Work instructions> Take each line from the entries that holds "positive" and copy it out.

(Extracts from a graphics dataset)
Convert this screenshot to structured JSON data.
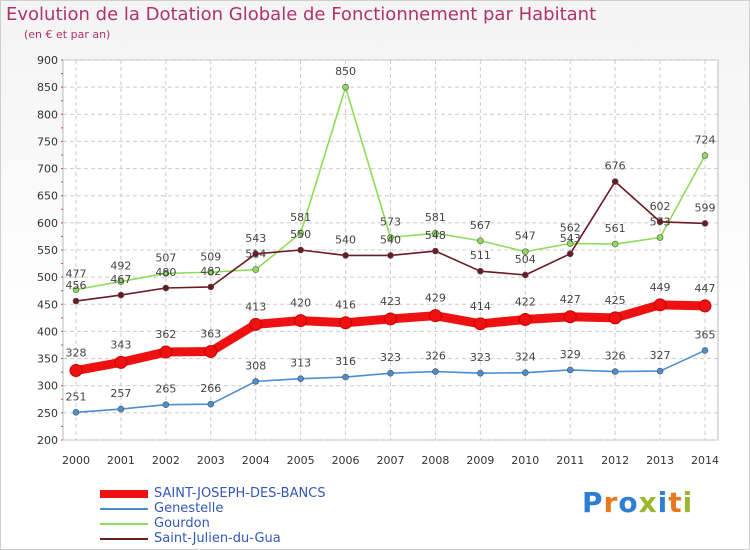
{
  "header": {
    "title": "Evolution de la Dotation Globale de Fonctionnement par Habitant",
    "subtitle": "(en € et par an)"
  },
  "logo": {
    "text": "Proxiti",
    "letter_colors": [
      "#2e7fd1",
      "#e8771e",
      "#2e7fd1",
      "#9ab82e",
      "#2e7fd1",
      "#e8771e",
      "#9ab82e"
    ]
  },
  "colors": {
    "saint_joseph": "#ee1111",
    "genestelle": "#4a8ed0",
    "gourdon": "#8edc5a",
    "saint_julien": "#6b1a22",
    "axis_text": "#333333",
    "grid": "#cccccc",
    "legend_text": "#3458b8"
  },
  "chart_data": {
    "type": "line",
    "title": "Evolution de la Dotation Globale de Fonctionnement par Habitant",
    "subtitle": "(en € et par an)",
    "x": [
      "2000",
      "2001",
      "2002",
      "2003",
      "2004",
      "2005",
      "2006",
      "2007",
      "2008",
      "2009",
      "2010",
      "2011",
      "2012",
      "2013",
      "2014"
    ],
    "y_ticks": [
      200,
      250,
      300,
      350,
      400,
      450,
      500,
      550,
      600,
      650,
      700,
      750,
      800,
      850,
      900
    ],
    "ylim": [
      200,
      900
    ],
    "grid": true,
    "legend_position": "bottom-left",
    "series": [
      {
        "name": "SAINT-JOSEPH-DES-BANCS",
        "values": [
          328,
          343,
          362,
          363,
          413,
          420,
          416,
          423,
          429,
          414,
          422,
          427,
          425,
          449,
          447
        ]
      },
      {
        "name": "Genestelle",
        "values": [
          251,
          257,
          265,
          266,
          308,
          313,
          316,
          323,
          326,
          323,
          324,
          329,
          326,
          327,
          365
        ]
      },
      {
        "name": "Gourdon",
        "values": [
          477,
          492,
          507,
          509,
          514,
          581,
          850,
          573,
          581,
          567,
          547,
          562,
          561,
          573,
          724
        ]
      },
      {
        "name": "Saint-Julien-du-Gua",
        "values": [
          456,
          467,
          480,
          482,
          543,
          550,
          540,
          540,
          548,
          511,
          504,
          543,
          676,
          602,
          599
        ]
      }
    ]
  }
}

* * *

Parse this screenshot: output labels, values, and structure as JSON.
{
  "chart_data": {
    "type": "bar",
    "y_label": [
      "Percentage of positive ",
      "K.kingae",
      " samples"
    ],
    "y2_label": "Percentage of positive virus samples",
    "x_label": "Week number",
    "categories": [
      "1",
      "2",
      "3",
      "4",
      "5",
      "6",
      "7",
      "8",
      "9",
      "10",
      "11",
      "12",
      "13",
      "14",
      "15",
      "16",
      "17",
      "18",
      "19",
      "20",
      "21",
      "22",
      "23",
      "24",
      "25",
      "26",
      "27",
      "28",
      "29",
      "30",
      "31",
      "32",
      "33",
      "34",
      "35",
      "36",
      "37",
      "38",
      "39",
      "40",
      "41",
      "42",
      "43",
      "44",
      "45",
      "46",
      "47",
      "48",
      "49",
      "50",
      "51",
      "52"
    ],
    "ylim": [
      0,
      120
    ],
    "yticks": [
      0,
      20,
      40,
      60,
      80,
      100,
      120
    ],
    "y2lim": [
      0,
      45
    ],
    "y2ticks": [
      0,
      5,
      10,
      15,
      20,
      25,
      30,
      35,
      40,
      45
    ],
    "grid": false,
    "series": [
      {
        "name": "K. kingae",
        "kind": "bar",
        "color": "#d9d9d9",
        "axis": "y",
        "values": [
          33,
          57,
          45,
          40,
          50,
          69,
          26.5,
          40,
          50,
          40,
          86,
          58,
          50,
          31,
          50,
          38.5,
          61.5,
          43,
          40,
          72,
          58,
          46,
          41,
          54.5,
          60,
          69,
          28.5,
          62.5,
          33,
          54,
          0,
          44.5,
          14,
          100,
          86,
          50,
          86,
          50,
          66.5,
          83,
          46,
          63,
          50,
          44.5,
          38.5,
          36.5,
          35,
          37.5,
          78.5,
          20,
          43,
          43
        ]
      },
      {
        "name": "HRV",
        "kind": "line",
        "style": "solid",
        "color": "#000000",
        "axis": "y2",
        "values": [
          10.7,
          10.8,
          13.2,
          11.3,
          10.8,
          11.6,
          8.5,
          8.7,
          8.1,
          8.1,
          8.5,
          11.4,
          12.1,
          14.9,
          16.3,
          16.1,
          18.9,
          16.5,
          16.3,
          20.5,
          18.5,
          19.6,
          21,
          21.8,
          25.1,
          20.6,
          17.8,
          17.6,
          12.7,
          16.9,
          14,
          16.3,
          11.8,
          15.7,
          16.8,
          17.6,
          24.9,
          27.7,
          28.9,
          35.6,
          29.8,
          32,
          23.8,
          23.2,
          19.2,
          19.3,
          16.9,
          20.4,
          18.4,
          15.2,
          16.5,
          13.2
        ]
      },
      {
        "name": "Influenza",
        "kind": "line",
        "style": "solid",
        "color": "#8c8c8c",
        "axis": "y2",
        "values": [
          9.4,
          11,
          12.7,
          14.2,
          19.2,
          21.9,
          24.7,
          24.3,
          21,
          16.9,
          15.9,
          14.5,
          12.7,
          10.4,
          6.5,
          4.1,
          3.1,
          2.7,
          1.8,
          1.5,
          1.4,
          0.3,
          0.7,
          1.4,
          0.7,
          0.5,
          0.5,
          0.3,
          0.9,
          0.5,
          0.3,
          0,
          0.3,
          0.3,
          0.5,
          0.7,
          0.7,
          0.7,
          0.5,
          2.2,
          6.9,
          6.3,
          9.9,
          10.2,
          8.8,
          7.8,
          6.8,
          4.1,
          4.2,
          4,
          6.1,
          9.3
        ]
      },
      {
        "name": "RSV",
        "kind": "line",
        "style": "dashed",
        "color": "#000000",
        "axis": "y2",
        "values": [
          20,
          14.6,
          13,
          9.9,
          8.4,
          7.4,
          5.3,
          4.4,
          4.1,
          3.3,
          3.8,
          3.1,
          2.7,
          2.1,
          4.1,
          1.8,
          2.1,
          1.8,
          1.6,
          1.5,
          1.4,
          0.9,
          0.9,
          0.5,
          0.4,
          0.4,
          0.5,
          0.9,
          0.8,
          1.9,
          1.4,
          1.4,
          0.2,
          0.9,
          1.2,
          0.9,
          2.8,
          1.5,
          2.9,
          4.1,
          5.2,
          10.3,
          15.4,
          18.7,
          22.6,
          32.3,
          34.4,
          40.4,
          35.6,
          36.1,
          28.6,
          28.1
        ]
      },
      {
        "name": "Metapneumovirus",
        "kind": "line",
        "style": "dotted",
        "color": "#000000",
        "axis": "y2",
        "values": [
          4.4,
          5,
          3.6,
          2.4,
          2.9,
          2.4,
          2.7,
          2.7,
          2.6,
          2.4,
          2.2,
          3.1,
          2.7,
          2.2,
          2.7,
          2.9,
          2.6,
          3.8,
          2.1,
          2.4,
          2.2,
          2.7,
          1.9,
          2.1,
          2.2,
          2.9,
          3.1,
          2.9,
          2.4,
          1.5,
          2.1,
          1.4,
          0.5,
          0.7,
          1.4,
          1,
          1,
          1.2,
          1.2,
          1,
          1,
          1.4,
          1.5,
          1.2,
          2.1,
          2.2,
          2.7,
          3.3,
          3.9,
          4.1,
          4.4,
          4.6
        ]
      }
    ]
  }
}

Task response>
      "Percentage of positive ",
    "y2_label": "Percentage of positive virus samples",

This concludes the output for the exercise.